AIM OF THE EXERCISE: Gather up every line that includes the string "teaching".
◇ ◇ ◇ ◇ ◇
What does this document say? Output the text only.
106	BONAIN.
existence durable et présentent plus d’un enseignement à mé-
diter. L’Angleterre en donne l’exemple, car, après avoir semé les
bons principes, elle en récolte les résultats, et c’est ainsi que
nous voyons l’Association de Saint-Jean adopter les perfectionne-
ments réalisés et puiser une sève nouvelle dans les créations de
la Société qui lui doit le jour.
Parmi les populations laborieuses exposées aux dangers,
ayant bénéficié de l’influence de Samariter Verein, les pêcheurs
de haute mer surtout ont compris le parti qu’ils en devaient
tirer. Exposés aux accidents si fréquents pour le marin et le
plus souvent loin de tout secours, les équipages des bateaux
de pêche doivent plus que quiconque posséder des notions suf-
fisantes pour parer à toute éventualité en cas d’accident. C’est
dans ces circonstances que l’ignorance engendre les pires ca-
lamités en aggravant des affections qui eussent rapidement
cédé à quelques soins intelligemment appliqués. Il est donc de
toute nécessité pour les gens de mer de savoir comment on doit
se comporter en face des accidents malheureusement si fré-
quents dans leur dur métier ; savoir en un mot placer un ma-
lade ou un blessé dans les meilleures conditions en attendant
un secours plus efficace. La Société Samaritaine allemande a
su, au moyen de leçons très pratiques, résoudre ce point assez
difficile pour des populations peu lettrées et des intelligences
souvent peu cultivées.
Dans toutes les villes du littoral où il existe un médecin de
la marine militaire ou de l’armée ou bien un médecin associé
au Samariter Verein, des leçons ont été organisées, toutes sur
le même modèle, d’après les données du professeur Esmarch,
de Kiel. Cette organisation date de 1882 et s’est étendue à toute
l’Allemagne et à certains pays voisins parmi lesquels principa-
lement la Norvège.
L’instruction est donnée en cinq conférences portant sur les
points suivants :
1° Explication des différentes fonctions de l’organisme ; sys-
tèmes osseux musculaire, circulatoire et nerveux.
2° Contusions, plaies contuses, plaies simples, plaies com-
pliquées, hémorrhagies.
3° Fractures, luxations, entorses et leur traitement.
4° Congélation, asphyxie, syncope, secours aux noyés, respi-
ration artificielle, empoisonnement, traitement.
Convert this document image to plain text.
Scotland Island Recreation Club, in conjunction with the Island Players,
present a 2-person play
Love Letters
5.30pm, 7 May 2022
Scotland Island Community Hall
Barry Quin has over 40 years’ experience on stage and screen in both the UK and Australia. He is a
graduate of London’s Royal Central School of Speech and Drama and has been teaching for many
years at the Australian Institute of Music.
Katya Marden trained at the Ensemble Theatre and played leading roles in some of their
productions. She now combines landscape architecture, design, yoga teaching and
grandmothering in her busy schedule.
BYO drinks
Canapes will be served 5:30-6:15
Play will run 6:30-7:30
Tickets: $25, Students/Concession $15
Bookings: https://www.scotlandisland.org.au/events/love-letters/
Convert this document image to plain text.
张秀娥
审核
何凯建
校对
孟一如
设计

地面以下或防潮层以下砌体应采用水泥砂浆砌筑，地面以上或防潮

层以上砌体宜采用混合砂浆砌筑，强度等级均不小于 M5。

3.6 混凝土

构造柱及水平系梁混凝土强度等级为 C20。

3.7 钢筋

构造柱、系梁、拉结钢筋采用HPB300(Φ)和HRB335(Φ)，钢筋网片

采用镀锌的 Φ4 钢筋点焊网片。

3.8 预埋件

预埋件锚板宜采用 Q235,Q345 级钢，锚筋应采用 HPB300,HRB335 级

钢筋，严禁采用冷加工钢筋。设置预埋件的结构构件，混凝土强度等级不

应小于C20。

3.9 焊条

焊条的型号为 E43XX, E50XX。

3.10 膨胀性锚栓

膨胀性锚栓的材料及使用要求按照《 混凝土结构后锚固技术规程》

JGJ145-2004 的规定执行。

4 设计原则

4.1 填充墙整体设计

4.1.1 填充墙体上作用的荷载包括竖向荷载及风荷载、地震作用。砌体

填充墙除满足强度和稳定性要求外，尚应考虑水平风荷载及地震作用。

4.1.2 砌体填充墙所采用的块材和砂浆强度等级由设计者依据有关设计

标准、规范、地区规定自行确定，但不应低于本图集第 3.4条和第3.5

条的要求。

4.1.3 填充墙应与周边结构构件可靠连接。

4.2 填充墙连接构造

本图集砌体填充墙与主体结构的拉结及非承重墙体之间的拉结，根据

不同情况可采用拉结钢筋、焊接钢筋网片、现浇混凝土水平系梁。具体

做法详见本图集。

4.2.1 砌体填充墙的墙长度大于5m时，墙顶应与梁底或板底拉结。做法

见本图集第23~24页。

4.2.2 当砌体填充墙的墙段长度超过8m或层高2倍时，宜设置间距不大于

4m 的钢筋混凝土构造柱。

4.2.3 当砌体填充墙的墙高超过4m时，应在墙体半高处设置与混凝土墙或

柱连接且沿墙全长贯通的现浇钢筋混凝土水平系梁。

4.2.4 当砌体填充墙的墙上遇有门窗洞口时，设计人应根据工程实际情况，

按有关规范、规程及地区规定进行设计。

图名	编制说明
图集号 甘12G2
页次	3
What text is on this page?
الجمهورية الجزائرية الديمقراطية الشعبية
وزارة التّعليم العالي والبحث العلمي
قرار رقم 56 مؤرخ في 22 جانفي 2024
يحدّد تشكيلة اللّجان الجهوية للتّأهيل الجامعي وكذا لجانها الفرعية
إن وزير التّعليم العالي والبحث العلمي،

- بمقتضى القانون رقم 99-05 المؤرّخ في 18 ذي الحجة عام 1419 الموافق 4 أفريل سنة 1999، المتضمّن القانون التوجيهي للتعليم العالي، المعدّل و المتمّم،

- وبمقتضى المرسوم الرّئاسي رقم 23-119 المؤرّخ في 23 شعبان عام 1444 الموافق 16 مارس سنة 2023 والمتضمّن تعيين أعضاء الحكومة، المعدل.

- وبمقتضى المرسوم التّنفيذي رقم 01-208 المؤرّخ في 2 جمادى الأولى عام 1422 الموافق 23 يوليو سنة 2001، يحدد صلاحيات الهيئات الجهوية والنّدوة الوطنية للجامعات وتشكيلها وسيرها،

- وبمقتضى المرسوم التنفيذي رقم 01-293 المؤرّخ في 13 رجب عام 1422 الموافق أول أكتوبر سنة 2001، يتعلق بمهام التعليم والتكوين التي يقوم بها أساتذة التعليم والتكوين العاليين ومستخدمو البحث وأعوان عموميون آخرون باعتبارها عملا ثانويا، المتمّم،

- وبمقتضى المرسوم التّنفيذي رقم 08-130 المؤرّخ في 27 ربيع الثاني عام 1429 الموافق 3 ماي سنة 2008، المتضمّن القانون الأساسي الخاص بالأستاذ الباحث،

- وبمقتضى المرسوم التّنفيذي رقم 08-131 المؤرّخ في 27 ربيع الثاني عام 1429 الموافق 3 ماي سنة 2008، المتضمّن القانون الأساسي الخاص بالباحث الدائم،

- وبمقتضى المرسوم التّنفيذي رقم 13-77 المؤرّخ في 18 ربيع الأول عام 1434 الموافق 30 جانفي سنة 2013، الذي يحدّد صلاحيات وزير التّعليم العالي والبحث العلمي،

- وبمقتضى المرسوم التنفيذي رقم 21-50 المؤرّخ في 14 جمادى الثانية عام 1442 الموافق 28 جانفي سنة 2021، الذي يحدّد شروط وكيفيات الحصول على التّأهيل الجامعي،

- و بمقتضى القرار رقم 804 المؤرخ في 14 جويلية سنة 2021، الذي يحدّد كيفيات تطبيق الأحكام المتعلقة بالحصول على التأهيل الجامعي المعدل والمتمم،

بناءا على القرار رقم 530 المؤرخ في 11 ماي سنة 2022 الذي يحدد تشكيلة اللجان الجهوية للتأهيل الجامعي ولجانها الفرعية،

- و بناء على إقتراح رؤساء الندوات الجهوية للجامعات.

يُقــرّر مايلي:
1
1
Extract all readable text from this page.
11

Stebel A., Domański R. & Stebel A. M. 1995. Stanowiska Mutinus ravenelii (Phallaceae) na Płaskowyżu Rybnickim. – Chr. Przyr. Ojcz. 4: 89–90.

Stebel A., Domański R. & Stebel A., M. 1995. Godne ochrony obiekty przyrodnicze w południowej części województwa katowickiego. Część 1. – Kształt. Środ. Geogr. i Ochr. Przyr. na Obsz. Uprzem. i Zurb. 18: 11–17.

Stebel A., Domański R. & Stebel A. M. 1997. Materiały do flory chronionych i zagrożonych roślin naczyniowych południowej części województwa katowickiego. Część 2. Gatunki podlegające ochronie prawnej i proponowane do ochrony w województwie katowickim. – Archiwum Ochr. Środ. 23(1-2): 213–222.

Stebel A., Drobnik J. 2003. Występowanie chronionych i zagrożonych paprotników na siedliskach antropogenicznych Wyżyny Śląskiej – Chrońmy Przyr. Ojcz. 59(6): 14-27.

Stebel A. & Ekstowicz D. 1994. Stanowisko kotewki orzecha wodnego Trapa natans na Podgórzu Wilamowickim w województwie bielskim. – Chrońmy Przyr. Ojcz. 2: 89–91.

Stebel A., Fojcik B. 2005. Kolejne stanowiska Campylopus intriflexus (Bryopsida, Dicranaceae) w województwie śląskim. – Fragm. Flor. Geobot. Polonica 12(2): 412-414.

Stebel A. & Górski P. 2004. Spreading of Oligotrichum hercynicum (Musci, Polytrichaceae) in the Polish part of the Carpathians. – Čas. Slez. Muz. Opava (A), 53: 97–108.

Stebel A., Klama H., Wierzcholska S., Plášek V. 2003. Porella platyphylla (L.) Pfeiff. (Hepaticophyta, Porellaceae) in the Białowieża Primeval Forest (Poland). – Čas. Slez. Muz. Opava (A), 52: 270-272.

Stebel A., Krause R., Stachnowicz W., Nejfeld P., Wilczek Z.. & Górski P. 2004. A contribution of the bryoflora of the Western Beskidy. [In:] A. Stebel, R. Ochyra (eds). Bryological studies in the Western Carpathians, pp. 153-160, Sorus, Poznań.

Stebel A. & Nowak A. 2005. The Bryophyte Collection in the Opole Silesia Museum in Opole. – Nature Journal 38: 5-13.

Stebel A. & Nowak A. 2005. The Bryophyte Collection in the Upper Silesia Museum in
◇ ◇ ◇ ◇ ◇
CORRECT OUTPUT:
graduate of London’s Royal Central School of Speech and Drama and has been teaching for many
productions. She now combines landscape architecture, design, yoga teaching and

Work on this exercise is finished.